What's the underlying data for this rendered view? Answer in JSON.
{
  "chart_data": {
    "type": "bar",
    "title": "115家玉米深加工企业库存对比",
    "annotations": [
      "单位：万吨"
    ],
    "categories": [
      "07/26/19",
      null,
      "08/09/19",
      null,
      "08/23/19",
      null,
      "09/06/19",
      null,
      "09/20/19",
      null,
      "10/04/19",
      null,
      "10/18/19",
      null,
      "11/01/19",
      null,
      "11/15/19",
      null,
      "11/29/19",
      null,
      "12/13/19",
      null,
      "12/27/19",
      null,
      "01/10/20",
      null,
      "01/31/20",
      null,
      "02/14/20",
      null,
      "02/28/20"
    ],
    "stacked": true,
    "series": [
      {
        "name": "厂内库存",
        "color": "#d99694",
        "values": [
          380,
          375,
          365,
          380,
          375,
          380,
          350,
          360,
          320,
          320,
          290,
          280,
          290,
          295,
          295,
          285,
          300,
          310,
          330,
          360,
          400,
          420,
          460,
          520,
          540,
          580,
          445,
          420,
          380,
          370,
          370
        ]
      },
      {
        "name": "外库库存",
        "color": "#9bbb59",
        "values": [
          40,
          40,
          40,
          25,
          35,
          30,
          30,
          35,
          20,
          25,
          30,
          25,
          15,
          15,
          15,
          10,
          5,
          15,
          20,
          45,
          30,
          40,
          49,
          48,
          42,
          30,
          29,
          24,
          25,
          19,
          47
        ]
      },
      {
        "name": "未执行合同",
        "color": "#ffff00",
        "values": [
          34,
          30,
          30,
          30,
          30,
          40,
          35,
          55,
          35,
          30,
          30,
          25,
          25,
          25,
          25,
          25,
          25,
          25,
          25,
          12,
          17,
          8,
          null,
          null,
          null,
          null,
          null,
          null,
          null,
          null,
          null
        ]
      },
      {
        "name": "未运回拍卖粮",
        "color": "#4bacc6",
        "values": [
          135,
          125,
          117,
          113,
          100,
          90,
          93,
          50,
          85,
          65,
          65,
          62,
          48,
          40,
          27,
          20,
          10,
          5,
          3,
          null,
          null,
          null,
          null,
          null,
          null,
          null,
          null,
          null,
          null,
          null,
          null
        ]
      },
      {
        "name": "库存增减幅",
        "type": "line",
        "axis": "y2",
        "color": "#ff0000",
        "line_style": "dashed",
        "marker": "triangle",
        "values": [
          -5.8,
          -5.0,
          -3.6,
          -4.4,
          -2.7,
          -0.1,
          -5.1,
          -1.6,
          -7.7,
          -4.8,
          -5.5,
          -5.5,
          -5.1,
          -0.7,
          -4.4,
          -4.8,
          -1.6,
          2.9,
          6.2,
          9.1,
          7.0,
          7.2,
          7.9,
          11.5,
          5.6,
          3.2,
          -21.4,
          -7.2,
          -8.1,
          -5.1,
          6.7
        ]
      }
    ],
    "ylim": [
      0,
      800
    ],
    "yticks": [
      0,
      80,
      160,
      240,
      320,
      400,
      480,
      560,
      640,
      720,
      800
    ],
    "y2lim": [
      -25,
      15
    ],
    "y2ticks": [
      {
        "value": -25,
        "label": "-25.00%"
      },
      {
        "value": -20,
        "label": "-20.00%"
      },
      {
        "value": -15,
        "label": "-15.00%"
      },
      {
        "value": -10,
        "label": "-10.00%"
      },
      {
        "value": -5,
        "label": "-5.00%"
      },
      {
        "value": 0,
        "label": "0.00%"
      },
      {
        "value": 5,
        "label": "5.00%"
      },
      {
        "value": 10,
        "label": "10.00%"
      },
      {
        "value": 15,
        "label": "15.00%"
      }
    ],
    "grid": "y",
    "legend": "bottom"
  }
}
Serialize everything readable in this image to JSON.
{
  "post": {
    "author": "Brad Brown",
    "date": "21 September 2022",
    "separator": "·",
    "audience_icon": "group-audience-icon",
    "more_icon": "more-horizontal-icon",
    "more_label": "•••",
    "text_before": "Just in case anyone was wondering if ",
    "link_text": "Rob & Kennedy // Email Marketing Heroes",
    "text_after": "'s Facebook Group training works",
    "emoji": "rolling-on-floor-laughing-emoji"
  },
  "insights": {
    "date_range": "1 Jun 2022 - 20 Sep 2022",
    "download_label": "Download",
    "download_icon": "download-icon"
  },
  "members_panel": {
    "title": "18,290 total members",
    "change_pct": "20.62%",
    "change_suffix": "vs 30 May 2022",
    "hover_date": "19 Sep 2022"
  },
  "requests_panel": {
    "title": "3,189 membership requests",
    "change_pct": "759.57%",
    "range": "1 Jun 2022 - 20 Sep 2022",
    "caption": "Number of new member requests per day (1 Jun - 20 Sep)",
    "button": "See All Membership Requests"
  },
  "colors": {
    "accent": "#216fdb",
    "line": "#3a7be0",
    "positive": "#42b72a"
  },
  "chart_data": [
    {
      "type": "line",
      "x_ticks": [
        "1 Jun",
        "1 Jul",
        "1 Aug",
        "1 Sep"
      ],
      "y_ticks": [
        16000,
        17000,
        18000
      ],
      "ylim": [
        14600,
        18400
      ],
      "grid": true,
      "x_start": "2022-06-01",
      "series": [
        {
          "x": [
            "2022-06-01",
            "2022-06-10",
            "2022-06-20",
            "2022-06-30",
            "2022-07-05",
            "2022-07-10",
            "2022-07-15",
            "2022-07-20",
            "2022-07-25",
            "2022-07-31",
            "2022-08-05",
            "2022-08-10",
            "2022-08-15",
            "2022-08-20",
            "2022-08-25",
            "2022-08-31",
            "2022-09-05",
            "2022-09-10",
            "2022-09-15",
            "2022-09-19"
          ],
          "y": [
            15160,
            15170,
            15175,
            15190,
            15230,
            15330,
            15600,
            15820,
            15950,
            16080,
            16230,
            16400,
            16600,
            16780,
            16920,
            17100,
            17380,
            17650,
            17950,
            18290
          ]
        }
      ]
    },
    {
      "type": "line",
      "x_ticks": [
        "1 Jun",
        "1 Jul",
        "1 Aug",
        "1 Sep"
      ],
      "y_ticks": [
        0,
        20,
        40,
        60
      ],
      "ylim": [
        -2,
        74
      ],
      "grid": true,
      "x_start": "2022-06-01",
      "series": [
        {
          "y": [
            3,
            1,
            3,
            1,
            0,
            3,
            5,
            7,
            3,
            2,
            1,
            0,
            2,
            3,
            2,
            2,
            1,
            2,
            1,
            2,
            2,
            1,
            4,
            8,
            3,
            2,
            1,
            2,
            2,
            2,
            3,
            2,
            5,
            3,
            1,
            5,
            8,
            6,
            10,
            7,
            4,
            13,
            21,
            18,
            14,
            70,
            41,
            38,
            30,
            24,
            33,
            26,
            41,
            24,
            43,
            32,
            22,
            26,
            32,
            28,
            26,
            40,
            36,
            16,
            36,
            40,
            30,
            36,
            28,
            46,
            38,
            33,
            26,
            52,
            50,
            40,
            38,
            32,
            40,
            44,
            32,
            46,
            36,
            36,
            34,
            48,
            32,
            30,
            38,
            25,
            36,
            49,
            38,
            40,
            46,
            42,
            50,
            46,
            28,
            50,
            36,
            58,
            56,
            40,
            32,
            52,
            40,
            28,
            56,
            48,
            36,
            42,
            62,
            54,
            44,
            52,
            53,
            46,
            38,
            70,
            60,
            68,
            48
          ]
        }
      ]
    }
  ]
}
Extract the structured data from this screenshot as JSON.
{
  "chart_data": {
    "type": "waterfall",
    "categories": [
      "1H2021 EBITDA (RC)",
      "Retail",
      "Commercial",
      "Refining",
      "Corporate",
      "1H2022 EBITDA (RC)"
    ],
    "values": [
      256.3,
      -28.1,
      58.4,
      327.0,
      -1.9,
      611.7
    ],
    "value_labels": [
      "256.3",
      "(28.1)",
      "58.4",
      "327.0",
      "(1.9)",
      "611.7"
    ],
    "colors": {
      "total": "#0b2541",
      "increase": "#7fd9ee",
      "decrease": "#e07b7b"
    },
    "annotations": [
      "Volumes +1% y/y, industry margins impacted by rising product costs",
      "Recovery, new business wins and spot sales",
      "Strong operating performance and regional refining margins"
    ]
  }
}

- DIRECTION
Repeat, with no changes, each line from the one with "Extract the structured" to the end of the listing, including both ends and nothing else.

- THE REPLY
Extract the structured data from this screenshot as JSON.
{
  "chart_data": {
    "type": "waterfall",
    "categories": [
      "1H2021 EBITDA (RC)",
      "Retail",
      "Commercial",
      "Refining",
      "Corporate",
      "1H2022 EBITDA (RC)"
    ],
    "values": [
      256.3,
      -28.1,
      58.4,
      327.0,
      -1.9,
      611.7
    ],
    "value_labels": [
      "256.3",
      "(28.1)",
      "58.4",
      "327.0",
      "(1.9)",
      "611.7"
    ],
    "colors": {
      "total": "#0b2541",
      "increase": "#7fd9ee",
      "decrease": "#e07b7b"
    },
    "annotations": [
      "Volumes +1% y/y, industry margins impacted by rising product costs",
      "Recovery, new business wins and spot sales",
      "Strong operating performance and regional refining margins"
    ]
  }
}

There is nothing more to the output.